(Data items)
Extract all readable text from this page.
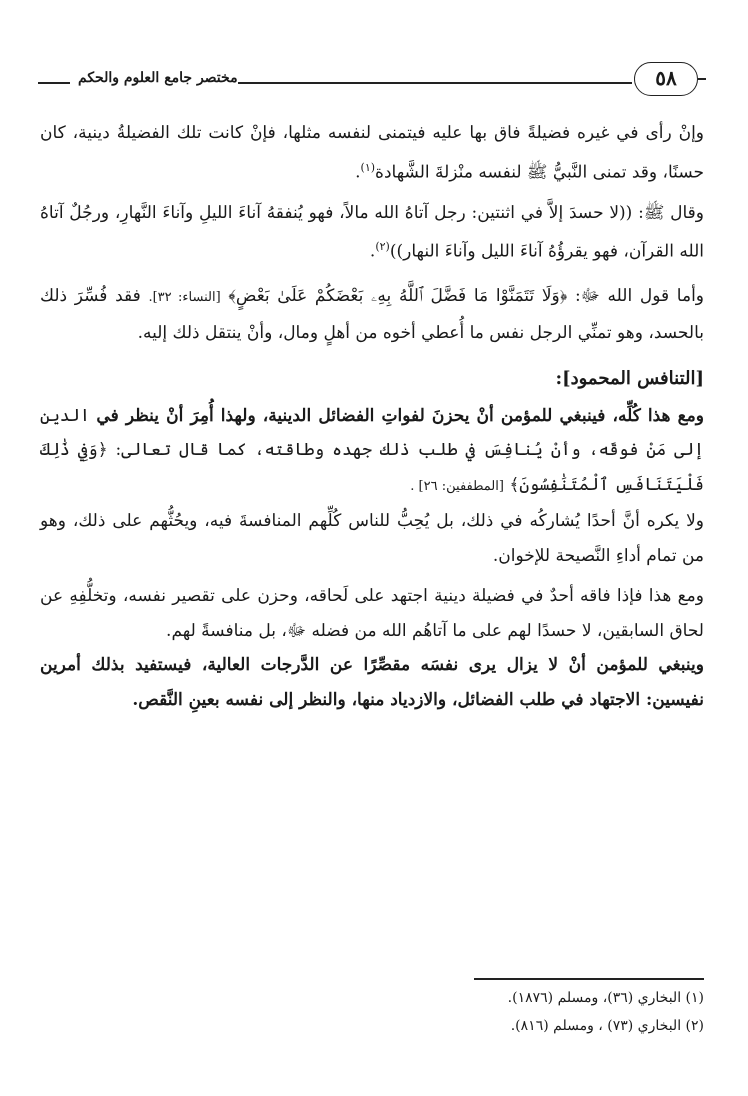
٥٨
مختصر جامع العلوم والحكم

وإنْ رأى في غيره فضيلةً فاق بها عليه فيتمنى لنفسه مثلها، فإنْ كانت تلك الفضيلةُ دينية، كان حسنًا، وقد تمنى النَّبيُّ ﷺ لنفسه منْزلةَ الشَّهادة$^{(١)}$.

وقال ﷺ: ((لا حسدَ إلاَّ في اثنتين: رجل آتاهُ الله مالاً، فهو يُنفقهُ آناءَ الليلِ وآناءَ النَّهارِ، ورجُلٌ آتاهُ الله القرآن، فهو يقرؤُهُ آناءَ الليل وآناءَ النهار))$^{(٢)}$.

وأما قول الله ﷻ: ﴿وَلَا تَتَمَنَّوْا مَا فَضَّلَ ٱللَّهُ بِهِۦ بَعْضَكُمْ عَلَىٰ بَعْضٍ﴾ [النساء: ٣٢]. فقد فُسِّرَ ذلك بالحسد، وهو تمنِّي الرجل نفس ما أُعطي أخوه من أهلٍ ومال، وأنْ ينتقل ذلك إليه.

[التنافس المحمود]:

ومع هذا كُلِّه، فينبغي للمؤمن أنْ يحزنَ لفواتِ الفضائل الدينية، ولهذا أُمِرَ أنْ ينظر في الدين إلى مَنْ فوقَه، وأنْ يُنافِسَ في طلب ذلك جهده وطاقته، كما قال تعالى: ﴿وَفِي ذَٰلِكَ فَلْيَتَنَافَسِ ٱلْمُتَنَٰفِسُونَ﴾ [المطففين: ٢٦] .

ولا يكره أنَّ أحدًا يُشاركُه في ذلك، بل يُحِبُّ للناس كُلِّهم المنافسةَ فيه، ويحُثُّهم على ذلك، وهو من تمام أداءِ النَّصيحة للإخوان.

ومع هذا فإذا فاقه أحدٌ في فضيلة دينية اجتهد على لَحاقه، وحزن على تقصير نفسه، وتخلُّفِهِ عن لحاق السابقين، لا حسدًا لهم على ما آتاهُم الله من فضله ﷻ، بل منافسةً لهم.

وينبغي للمؤمن أنْ لا يزال يرى نفسَه مقصِّرًا عن الدَّرجات العالية، فيستفيد بذلك أمرين نفيسين: الاجتهاد في طلب الفضائل، والازدياد منها، والنظر إلى نفسه بعينِ النَّقص.

(١) البخاري (٣٦)، ومسلم (١٨٧٦).
(٢) البخاري (٧٣) ، ومسلم (٨١٦).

What you are asked to do:
Select all lines in the listing that include the word "البخاري".

Expected answer:
(١) البخاري (٣٦)، ومسلم (١٨٧٦).
(٢) البخاري (٧٣) ، ومسلم (٨١٦).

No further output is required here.